Dataset records:
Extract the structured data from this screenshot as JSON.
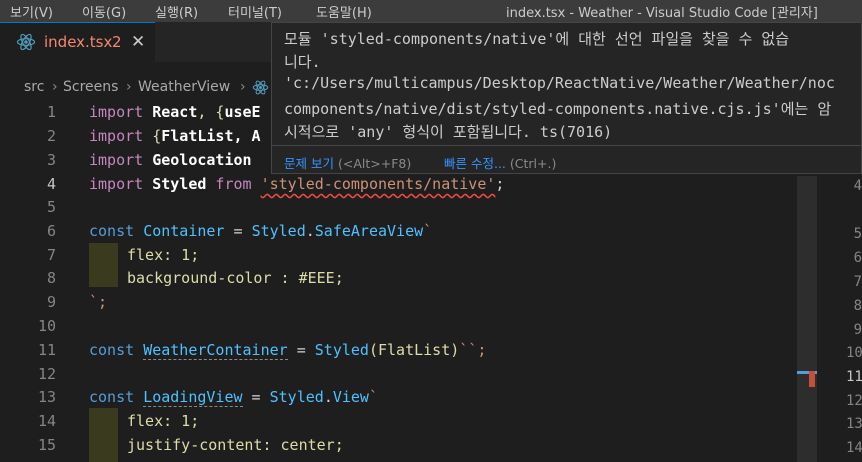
{
  "menubar": {
    "items": [
      "보기(V)",
      "이동(G)",
      "실행(R)",
      "터미널(T)",
      "도움말(H)"
    ],
    "window_title": "index.tsx - Weather - Visual Studio Code [관리자]"
  },
  "tab": {
    "label": "index.tsx",
    "problem_count": "2",
    "close_glyph": "✕",
    "icon": "react-icon"
  },
  "breadcrumb": [
    "src",
    "Screens",
    "WeatherView"
  ],
  "editor": {
    "line_numbers": [
      "1",
      "2",
      "3",
      "4",
      "5",
      "6",
      "7",
      "8",
      "9",
      "10",
      "11",
      "12",
      "13",
      "14",
      "15"
    ],
    "lines": {
      "l1": [
        "import ",
        "React",
        ", {",
        "useE"
      ],
      "l2": [
        "import ",
        "{",
        "FlatList",
        ", A"
      ],
      "l3": [
        "import ",
        "Geolocation"
      ],
      "l4": [
        "import ",
        "Styled",
        " from ",
        "'styled-components/native'",
        ";"
      ],
      "l6": [
        "const ",
        "Container",
        " = ",
        "Styled",
        ".",
        "SafeAreaView",
        "`"
      ],
      "l7": [
        "flex: 1;"
      ],
      "l8": [
        "background-color : #EEE;"
      ],
      "l9": [
        "`;"
      ],
      "l11": [
        "const ",
        "WeatherContainer",
        " = ",
        "Styled",
        "(",
        "FlatList",
        ")",
        "``;"
      ],
      "l13": [
        "const ",
        "LoadingView",
        " = ",
        "Styled",
        ".",
        "View",
        "`"
      ],
      "l14": [
        "flex: 1;"
      ],
      "l15": [
        "justify-content: center;"
      ]
    },
    "minimap_numbers": [
      "4",
      "5",
      "6",
      "7",
      "8",
      "9",
      "10",
      "11",
      "12",
      "13",
      "14"
    ]
  },
  "hover": {
    "line1": "모듈 'styled-components/native'에 대한 선언 파일을 찾을 수 없습",
    "line2": "니다.",
    "line3": "'c:/Users/multicampus/Desktop/ReactNative/Weather/Weather/noc",
    "line4": "components/native/dist/styled-components.native.cjs.js'에는 암",
    "line5": "시적으로 'any' 형식이 포함됩니다. ts(7016)",
    "action_view_problem": "문제 보기",
    "action_view_problem_shortcut": "(<Alt>+F8)",
    "action_quick_fix": "빠른 수정...",
    "action_quick_fix_shortcut": "(Ctrl+.)"
  },
  "colors": {
    "accent": "#007acc",
    "error": "#f14c4c",
    "link": "#3794ff"
  }
}
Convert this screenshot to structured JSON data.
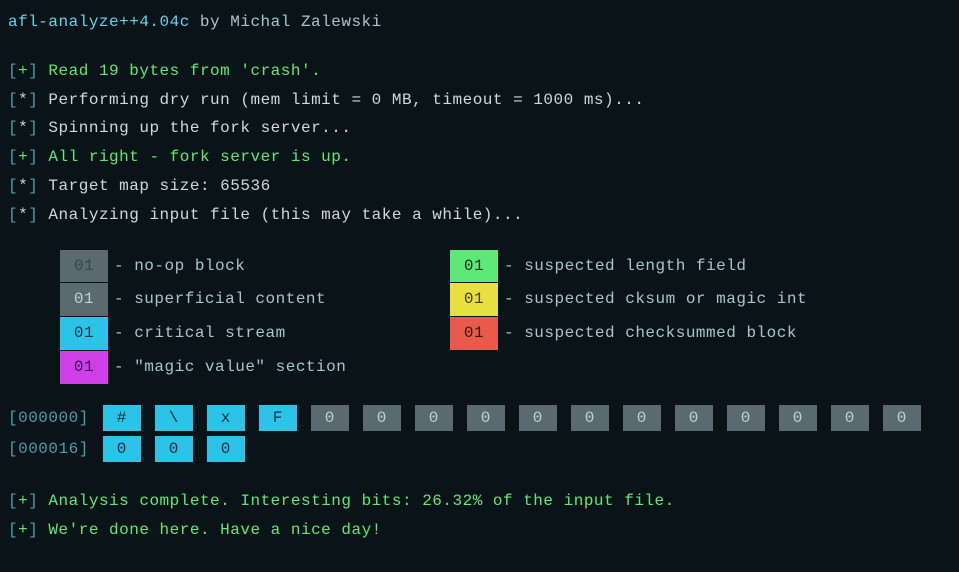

Work to complete: Keep the pictures out and write out the records exactly.

Answer to the problem:
Extract the structured data from this screenshot as JSON.
{
  "menubar": {
    "items": [
      "보기(V)",
      "이동(G)",
      "실행(R)",
      "터미널(T)",
      "도움말(H)"
    ],
    "window_title": "index.tsx - Weather - Visual Studio Code [관리자]"
  },
  "tab": {
    "label": "index.tsx",
    "problem_count": "2",
    "close_glyph": "✕",
    "icon": "react-icon"
  },
  "breadcrumb": [
    "src",
    "Screens",
    "WeatherView"
  ],
  "editor": {
    "line_numbers": [
      "1",
      "2",
      "3",
      "4",
      "5",
      "6",
      "7",
      "8",
      "9",
      "10",
      "11",
      "12",
      "13",
      "14",
      "15"
    ],
    "lines": {
      "l1": [
        "import ",
        "React",
        ", {",
        "useE"
      ],
      "l2": [
        "import ",
        "{",
        "FlatList",
        ", A"
      ],
      "l3": [
        "import ",
        "Geolocation"
      ],
      "l4": [
        "import ",
        "Styled",
        " from ",
        "'styled-components/native'",
        ";"
      ],
      "l6": [
        "const ",
        "Container",
        " = ",
        "Styled",
        ".",
        "SafeAreaView",
        "`"
      ],
      "l7": [
        "flex: 1;"
      ],
      "l8": [
        "background-color : #EEE;"
      ],
      "l9": [
        "`;"
      ],
      "l11": [
        "const ",
        "WeatherContainer",
        " = ",
        "Styled",
        "(",
        "FlatList",
        ")",
        "``;"
      ],
      "l13": [
        "const ",
        "LoadingView",
        " = ",
        "Styled",
        ".",
        "View",
        "`"
      ],
      "l14": [
        "flex: 1;"
      ],
      "l15": [
        "justify-content: center;"
      ]
    },
    "minimap_numbers": [
      "4",
      "5",
      "6",
      "7",
      "8",
      "9",
      "10",
      "11",
      "12",
      "13",
      "14"
    ]
  },
  "hover": {
    "line1": "모듈 'styled-components/native'에 대한 선언 파일을 찾을 수 없습",
    "line2": "니다.",
    "line3": "'c:/Users/multicampus/Desktop/ReactNative/Weather/Weather/noc",
    "line4": "components/native/dist/styled-components.native.cjs.js'에는 암",
    "line5": "시적으로 'any' 형식이 포함됩니다. ts(7016)",
    "action_view_problem": "문제 보기",
    "action_view_problem_shortcut": "(<Alt>+F8)",
    "action_quick_fix": "빠른 수정...",
    "action_quick_fix_shortcut": "(Ctrl+.)"
  },
  "colors": {
    "accent": "#007acc",
    "error": "#f14c4c",
    "link": "#3794ff"
  }
}
Convert this screenshot to structured JSON data.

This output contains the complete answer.